▸ EXERCISE AIM
Lines that contain the string "steady" are to be copied; leave out all others.
----------
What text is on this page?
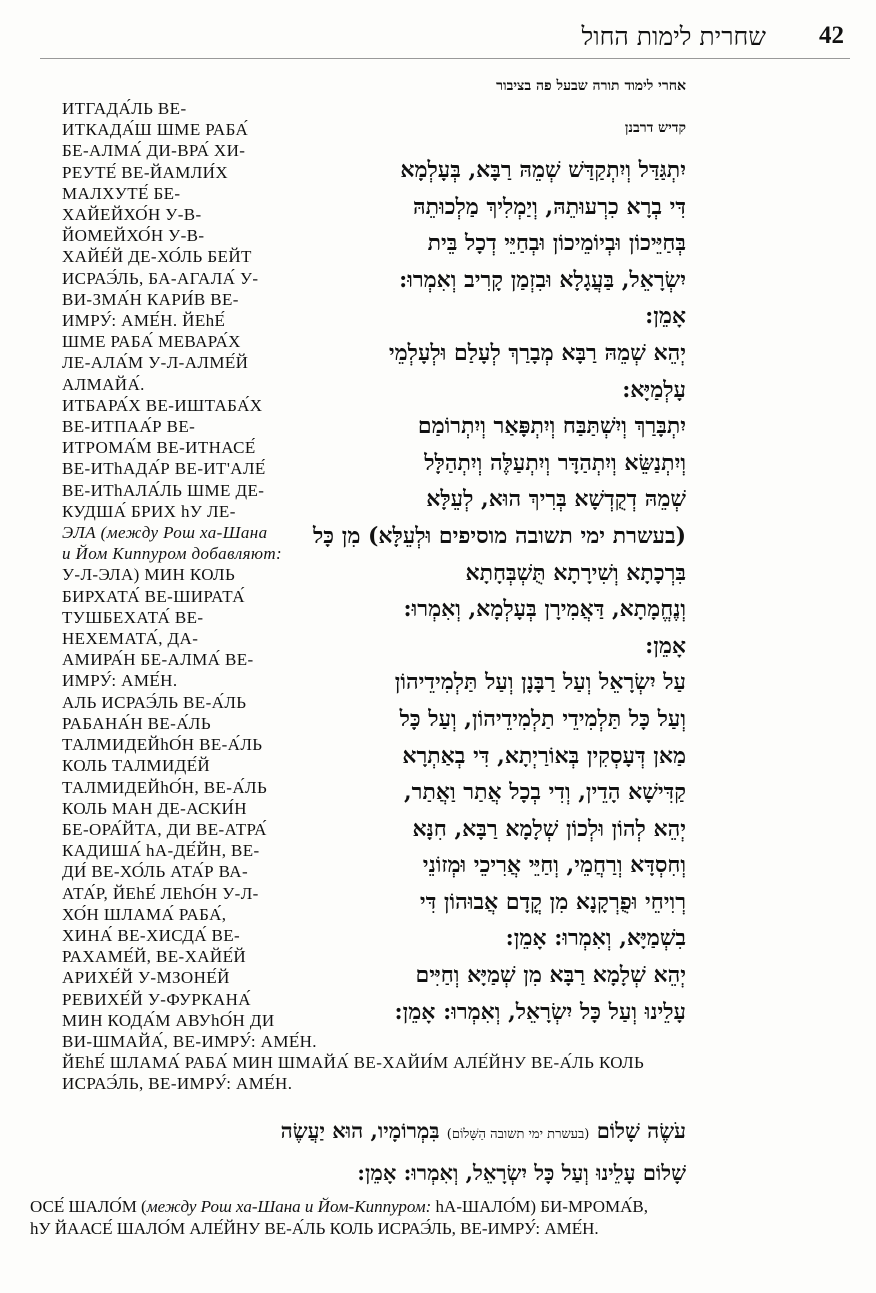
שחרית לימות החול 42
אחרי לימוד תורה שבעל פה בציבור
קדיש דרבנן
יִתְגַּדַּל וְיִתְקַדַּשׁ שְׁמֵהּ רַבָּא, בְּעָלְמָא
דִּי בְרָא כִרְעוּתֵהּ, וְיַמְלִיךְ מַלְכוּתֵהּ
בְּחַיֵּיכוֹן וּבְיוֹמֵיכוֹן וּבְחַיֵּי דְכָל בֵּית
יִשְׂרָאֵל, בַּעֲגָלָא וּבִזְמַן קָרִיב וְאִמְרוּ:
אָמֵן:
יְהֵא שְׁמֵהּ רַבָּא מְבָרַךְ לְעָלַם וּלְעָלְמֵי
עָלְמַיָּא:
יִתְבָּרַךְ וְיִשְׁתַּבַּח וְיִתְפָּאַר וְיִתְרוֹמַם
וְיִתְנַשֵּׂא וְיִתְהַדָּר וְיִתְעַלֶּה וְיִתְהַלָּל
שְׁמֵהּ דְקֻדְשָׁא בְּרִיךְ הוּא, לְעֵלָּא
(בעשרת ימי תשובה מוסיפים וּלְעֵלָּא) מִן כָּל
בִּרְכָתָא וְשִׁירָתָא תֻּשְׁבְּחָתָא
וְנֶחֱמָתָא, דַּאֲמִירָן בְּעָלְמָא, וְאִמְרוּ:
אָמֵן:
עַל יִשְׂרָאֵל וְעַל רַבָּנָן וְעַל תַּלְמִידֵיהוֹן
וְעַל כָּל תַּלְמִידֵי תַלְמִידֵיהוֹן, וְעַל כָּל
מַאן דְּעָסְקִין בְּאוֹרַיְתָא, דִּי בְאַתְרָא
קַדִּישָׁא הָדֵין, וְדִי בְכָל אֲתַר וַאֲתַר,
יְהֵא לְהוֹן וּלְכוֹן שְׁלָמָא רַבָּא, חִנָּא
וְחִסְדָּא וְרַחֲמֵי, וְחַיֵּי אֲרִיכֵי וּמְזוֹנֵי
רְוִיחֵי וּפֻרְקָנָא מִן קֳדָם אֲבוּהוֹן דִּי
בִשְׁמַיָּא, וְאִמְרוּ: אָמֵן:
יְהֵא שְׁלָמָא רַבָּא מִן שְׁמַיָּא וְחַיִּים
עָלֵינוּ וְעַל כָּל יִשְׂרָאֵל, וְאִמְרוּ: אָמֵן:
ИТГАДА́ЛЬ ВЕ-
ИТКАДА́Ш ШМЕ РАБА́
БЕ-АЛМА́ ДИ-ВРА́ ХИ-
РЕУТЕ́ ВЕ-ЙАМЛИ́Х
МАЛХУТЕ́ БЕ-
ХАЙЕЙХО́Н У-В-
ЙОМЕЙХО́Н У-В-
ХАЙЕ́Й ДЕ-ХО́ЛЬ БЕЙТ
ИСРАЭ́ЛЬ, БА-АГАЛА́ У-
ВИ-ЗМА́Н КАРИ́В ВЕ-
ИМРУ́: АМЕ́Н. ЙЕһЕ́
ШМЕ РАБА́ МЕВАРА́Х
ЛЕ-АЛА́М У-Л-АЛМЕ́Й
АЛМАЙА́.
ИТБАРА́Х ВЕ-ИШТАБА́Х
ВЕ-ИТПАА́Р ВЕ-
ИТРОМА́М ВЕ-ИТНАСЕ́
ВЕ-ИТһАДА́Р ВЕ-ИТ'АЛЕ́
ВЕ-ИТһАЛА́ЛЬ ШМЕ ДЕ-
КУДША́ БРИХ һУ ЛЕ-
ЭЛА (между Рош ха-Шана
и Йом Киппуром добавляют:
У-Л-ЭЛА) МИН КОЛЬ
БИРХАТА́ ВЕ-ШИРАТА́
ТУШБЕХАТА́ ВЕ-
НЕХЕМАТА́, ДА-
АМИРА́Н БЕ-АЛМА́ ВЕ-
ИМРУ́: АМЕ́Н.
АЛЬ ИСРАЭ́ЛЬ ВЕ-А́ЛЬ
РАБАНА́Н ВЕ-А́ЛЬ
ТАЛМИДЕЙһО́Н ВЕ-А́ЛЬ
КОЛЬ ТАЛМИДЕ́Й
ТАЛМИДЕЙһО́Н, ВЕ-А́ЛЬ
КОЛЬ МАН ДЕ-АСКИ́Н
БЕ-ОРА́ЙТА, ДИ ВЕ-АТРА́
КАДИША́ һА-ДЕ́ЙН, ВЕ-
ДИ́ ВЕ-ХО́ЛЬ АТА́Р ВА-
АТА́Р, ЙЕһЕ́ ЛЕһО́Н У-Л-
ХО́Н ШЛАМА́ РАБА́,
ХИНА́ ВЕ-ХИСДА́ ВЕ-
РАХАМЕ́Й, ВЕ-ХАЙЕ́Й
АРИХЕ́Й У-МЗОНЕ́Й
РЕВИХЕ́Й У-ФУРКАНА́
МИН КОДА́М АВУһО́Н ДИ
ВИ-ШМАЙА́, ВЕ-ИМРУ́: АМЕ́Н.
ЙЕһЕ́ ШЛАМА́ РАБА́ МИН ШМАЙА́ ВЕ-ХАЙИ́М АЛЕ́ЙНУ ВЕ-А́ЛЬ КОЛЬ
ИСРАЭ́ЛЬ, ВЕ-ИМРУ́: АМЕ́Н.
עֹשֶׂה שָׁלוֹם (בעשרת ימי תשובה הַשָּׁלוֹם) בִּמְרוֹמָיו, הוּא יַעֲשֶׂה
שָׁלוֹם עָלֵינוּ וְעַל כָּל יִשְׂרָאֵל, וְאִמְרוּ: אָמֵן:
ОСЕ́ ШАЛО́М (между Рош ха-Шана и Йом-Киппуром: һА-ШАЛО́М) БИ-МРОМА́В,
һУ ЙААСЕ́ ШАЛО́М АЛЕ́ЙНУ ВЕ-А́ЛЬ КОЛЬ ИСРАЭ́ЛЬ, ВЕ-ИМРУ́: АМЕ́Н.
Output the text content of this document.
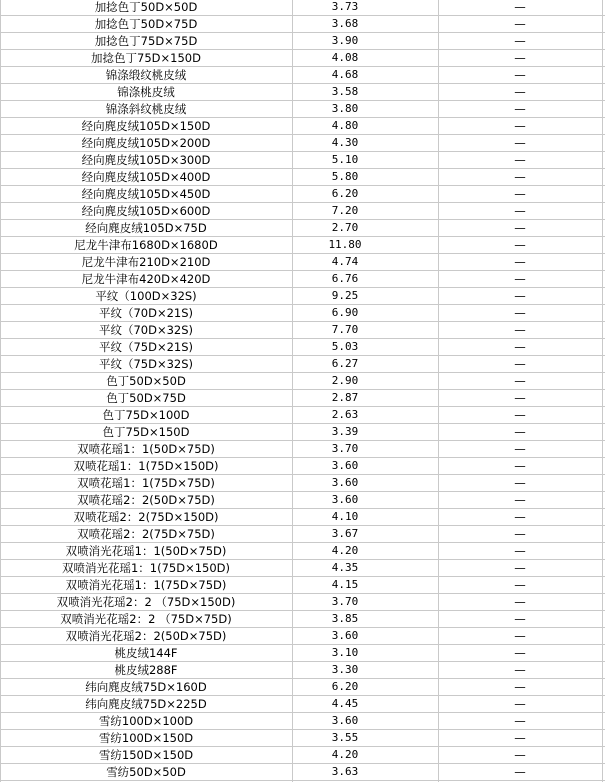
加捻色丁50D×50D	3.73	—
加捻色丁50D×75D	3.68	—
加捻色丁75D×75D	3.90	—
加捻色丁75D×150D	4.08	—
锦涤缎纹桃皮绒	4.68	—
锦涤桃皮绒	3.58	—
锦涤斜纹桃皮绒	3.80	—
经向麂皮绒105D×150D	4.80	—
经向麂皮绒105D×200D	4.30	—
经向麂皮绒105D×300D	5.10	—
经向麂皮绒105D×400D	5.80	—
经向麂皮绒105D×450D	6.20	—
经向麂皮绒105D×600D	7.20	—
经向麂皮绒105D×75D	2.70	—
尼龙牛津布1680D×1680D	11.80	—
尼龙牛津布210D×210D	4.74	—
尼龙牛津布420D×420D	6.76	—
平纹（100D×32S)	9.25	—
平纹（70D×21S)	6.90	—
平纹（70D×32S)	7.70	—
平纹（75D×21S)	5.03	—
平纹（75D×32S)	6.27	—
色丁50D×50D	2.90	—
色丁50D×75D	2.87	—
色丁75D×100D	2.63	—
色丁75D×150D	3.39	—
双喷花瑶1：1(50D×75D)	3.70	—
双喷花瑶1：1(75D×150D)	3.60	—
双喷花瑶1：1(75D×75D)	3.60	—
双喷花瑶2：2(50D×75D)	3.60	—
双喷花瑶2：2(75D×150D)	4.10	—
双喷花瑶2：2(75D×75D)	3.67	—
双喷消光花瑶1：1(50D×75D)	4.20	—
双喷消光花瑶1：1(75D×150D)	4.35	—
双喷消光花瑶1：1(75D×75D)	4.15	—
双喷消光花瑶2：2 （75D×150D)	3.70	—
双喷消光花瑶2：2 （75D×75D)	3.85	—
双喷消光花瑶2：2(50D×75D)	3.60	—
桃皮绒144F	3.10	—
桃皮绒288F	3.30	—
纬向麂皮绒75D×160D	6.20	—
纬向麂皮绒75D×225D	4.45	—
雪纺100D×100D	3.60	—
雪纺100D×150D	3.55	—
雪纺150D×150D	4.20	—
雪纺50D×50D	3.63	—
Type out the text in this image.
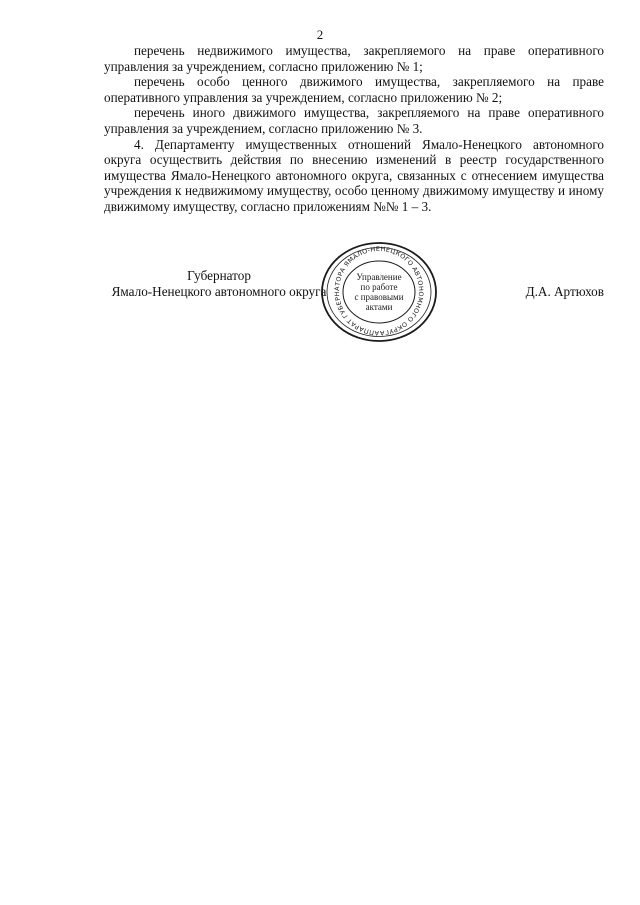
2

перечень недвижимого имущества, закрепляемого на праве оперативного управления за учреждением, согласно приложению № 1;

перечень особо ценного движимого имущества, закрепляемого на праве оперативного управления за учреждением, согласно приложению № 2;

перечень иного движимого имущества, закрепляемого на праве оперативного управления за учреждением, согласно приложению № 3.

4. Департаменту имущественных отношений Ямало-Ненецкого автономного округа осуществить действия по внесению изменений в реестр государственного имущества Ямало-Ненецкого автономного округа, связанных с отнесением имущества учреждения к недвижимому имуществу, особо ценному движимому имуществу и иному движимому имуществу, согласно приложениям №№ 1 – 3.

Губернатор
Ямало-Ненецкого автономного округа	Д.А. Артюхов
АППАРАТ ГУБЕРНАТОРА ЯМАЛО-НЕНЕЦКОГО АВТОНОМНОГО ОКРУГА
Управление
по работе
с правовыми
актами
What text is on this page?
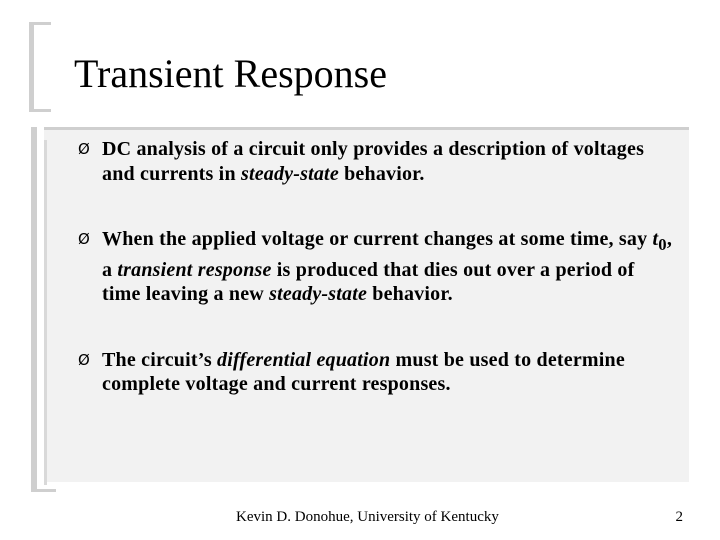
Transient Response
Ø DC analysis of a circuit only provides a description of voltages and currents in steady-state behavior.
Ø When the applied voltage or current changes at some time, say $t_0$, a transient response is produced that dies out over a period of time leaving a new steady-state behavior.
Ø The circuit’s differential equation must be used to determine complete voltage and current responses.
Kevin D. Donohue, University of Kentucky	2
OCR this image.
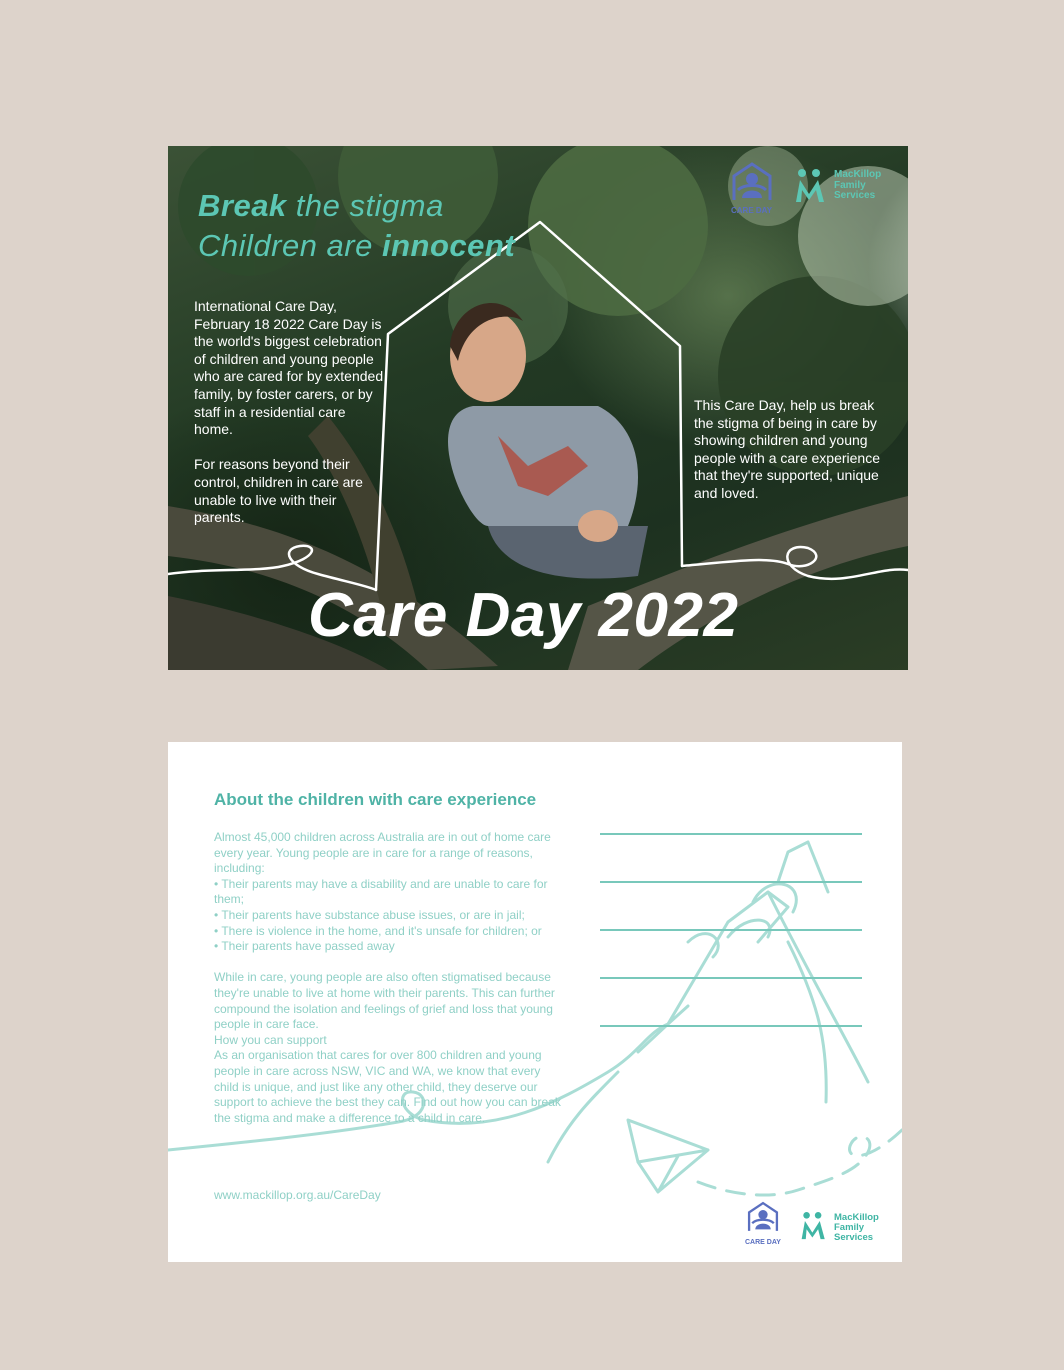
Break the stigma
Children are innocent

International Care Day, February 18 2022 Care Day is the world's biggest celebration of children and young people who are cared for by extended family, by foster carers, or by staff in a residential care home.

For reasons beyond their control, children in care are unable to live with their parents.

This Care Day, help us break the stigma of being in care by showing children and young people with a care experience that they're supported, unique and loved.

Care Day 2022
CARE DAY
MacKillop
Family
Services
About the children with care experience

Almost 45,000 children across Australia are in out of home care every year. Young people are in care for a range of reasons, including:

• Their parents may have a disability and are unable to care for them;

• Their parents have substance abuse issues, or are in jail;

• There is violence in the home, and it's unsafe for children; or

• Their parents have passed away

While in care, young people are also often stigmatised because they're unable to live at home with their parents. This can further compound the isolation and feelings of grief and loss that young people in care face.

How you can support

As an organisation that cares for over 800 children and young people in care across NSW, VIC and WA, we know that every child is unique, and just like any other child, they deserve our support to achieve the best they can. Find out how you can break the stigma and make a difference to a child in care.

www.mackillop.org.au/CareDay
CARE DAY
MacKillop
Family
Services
----------
▸ RESULT OF THIS EXERCISE
Ø DC analysis of a circuit only provides a description of voltages and currents in steady-state behavior.
Ø When the applied voltage or current changes at some time, say $t_0$, a transient response is produced that dies out over a period of time leaving a new steady-state behavior.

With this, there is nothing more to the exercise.